# Start of EXCERPTED RECORDS

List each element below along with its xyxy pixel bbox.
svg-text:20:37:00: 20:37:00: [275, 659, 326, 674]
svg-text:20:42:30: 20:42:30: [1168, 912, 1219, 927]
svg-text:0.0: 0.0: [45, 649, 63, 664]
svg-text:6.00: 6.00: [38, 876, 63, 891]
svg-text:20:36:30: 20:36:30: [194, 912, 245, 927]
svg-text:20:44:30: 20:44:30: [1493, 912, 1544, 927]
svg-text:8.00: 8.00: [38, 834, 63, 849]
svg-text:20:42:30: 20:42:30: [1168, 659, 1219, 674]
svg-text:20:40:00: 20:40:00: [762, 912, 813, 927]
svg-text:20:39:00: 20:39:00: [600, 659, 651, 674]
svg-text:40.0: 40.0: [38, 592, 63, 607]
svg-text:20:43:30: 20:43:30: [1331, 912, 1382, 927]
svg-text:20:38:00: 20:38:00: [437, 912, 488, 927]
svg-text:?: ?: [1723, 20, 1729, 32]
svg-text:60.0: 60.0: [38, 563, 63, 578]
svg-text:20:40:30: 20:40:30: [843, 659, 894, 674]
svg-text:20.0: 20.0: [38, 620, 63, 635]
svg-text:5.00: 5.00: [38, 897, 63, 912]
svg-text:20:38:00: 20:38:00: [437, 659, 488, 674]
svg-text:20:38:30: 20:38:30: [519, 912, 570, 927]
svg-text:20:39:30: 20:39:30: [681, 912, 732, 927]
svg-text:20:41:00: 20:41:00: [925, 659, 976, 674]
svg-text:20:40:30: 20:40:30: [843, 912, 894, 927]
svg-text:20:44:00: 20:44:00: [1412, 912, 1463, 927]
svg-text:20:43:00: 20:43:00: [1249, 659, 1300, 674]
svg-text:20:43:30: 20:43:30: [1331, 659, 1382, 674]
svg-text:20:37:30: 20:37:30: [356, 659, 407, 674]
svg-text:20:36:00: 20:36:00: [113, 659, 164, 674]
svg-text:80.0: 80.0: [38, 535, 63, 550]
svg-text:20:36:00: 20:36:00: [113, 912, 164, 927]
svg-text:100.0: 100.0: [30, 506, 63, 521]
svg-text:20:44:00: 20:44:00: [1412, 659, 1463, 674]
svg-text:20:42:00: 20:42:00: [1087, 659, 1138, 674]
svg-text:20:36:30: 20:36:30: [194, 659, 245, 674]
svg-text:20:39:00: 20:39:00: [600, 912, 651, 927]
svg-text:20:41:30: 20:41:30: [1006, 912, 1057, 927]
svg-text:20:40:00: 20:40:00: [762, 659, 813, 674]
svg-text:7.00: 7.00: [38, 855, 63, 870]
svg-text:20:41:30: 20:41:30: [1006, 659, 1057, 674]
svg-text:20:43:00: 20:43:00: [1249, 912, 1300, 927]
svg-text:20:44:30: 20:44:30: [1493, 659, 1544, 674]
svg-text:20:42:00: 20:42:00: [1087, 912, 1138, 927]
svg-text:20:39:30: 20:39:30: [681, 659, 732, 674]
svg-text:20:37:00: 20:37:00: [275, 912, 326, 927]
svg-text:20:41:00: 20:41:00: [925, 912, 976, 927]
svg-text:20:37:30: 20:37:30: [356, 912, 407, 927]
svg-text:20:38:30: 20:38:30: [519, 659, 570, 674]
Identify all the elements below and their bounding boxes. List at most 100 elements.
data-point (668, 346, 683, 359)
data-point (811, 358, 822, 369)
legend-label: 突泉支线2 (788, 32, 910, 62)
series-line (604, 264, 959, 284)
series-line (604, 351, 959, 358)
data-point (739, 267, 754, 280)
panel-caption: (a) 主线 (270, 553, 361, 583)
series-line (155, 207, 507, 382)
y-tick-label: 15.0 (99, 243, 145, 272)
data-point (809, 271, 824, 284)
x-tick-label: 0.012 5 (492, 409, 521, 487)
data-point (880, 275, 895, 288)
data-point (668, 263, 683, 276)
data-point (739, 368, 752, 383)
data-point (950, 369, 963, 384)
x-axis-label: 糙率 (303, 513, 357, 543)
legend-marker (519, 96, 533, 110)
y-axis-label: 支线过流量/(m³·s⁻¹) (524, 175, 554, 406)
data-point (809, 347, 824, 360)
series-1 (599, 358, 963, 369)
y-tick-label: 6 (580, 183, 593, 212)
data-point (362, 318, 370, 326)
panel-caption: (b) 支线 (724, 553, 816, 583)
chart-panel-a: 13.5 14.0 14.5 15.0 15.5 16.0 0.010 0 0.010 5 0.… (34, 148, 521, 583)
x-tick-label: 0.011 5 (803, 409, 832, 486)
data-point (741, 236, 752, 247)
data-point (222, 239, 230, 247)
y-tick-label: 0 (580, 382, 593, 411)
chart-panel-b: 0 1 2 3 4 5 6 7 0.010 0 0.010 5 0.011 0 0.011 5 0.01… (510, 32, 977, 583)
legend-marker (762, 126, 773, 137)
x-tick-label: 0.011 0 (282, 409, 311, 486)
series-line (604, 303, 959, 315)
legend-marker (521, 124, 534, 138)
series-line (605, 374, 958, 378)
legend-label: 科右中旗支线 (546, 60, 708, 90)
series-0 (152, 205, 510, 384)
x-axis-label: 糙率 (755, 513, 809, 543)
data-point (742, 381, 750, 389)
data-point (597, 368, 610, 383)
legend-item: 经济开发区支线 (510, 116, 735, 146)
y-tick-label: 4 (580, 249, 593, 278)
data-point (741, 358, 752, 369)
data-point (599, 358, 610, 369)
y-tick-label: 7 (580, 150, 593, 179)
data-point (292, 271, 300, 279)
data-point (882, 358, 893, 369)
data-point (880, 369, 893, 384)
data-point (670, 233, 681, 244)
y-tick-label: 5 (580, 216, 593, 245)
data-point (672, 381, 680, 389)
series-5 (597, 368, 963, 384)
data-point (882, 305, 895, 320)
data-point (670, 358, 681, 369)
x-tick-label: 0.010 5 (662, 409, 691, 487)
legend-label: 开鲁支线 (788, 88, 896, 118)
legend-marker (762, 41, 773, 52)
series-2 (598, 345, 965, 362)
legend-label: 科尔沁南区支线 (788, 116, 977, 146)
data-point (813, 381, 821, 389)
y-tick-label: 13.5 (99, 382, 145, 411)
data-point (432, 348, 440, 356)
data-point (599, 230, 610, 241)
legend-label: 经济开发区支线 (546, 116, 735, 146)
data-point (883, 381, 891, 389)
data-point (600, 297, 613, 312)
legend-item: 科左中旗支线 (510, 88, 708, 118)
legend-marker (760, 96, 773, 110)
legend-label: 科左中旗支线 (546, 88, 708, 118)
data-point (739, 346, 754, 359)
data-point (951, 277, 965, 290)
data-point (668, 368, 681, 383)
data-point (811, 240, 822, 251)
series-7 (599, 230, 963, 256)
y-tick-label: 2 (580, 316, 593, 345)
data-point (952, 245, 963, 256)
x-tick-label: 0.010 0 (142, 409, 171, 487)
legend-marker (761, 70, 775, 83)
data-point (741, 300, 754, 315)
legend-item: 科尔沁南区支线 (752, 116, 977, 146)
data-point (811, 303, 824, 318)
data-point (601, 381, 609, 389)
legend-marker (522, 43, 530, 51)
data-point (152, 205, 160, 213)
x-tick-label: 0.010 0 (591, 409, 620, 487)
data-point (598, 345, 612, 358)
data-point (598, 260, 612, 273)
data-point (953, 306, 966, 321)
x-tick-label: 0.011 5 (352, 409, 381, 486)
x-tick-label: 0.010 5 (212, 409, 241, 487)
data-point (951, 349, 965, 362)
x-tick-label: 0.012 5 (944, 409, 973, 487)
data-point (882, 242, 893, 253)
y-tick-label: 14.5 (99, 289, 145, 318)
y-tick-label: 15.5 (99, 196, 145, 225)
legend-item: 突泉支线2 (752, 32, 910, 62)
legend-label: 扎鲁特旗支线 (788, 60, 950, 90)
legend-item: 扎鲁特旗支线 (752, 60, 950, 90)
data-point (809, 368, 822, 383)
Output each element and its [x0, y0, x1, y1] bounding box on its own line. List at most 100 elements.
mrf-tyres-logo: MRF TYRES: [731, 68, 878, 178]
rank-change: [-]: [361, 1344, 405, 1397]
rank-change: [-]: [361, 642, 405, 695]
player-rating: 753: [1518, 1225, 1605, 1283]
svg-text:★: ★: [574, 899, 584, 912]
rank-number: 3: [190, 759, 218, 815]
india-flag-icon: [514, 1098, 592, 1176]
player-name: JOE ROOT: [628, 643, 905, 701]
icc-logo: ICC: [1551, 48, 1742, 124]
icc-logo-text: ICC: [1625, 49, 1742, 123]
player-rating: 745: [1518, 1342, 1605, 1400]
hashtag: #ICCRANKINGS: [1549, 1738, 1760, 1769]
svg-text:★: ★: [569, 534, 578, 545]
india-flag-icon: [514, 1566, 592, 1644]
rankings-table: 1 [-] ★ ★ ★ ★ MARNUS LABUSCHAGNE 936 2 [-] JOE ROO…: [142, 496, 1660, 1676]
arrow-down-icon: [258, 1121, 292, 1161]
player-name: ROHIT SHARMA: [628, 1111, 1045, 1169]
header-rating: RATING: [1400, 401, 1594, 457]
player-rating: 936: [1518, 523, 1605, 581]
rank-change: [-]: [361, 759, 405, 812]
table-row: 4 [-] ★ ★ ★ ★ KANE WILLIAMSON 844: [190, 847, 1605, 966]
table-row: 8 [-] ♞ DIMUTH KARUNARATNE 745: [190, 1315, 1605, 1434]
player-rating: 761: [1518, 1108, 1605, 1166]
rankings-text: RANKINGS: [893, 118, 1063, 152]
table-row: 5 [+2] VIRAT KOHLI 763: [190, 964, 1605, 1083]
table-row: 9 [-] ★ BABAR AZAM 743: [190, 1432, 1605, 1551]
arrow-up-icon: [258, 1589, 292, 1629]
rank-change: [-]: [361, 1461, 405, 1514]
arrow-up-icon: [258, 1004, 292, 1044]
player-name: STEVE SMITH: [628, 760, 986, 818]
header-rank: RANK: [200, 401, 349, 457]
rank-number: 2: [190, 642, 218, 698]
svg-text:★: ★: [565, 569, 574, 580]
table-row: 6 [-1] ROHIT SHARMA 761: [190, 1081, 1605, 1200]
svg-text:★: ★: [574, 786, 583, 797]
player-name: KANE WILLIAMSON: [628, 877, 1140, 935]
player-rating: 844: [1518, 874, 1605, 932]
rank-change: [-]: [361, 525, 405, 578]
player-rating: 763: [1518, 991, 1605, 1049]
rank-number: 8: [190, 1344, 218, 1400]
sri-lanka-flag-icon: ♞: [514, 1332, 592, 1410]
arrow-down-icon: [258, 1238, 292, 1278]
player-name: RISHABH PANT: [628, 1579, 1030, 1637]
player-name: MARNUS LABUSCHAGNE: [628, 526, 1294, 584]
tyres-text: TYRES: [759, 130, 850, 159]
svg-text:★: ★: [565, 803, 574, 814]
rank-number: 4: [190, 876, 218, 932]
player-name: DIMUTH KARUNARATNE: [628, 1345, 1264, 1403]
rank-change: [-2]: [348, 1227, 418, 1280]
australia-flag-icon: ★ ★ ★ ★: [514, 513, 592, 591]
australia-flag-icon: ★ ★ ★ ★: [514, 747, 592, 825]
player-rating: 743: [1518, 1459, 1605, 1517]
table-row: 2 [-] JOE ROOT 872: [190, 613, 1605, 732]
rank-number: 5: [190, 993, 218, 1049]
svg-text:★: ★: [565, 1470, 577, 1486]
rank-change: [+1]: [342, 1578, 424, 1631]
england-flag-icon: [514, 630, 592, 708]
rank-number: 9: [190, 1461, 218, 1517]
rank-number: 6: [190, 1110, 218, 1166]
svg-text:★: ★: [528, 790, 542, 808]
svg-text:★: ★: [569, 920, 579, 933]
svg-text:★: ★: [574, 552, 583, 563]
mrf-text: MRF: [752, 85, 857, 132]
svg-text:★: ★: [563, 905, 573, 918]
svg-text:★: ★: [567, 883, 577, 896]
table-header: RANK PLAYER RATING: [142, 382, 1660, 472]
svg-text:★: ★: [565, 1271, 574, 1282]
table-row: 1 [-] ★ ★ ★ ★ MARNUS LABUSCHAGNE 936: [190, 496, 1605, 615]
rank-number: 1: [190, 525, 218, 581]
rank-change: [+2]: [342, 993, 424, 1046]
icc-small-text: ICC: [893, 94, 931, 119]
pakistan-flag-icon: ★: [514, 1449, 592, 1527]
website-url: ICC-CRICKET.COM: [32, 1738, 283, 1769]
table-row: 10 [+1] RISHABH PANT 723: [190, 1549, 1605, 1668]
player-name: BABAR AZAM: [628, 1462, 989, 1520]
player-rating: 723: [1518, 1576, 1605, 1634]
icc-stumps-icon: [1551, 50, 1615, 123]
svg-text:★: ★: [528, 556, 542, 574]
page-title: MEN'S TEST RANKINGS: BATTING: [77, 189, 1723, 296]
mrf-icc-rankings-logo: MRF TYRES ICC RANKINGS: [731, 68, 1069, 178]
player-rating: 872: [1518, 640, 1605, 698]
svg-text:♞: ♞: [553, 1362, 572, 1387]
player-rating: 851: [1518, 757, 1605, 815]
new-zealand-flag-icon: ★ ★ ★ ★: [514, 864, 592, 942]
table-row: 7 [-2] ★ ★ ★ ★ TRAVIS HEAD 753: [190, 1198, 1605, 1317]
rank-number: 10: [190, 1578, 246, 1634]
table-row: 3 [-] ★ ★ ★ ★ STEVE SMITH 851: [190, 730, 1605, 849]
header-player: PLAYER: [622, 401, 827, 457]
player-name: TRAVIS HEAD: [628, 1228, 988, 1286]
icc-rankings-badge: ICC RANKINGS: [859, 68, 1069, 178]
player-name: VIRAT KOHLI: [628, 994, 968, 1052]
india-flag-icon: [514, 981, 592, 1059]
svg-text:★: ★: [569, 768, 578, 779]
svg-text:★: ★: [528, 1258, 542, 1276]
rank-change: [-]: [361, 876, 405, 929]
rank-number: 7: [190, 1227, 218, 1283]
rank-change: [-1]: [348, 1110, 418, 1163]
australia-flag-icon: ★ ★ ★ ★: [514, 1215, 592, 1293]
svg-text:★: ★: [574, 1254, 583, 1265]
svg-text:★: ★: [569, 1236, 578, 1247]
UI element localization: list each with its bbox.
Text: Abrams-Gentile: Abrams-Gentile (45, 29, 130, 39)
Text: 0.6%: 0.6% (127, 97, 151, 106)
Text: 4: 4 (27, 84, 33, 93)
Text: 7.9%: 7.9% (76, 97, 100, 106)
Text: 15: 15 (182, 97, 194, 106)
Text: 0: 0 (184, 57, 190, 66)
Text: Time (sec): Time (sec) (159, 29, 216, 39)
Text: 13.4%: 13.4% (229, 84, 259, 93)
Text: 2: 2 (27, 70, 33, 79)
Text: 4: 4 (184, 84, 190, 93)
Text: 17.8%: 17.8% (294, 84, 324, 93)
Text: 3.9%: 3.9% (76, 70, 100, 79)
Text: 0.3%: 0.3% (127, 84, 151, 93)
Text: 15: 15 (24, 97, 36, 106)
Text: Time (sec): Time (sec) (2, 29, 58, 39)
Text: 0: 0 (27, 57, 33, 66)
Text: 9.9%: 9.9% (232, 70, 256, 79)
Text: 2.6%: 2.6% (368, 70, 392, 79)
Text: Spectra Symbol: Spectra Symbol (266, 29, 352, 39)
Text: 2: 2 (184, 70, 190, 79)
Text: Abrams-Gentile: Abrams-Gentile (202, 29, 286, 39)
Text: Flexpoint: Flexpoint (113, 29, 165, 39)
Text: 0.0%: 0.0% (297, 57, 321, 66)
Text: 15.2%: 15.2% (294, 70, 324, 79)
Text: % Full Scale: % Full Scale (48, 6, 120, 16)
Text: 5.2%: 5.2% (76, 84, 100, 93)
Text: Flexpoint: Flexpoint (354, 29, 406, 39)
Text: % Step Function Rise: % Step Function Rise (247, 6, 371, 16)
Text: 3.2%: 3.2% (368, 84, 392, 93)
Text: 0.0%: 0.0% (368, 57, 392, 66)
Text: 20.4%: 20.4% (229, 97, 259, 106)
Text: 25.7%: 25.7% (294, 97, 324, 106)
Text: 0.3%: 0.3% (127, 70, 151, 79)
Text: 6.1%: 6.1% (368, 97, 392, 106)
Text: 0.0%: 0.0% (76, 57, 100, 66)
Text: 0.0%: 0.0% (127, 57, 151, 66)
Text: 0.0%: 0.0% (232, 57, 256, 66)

# End of EXCERPTED RECORDS

WHAT IS ASKED:
Retype the records without alteration, starting at the beginning and ending at the line that contains "svg-text:20:43:30: 20:43:30: [1331, 912, 1382, 927]", with both of those lines included.

ANSWER FOR THIS EXERCISE:
List each element below along with its xyxy pixel bbox.
svg-text:20:37:00: 20:37:00: [275, 659, 326, 674]
svg-text:20:42:30: 20:42:30: [1168, 912, 1219, 927]
svg-text:0.0: 0.0: [45, 649, 63, 664]
svg-text:6.00: 6.00: [38, 876, 63, 891]
svg-text:20:36:30: 20:36:30: [194, 912, 245, 927]
svg-text:20:44:30: 20:44:30: [1493, 912, 1544, 927]
svg-text:8.00: 8.00: [38, 834, 63, 849]
svg-text:20:42:30: 20:42:30: [1168, 659, 1219, 674]
svg-text:20:40:00: 20:40:00: [762, 912, 813, 927]
svg-text:20:39:00: 20:39:00: [600, 659, 651, 674]
svg-text:40.0: 40.0: [38, 592, 63, 607]
svg-text:20:43:30: 20:43:30: [1331, 912, 1382, 927]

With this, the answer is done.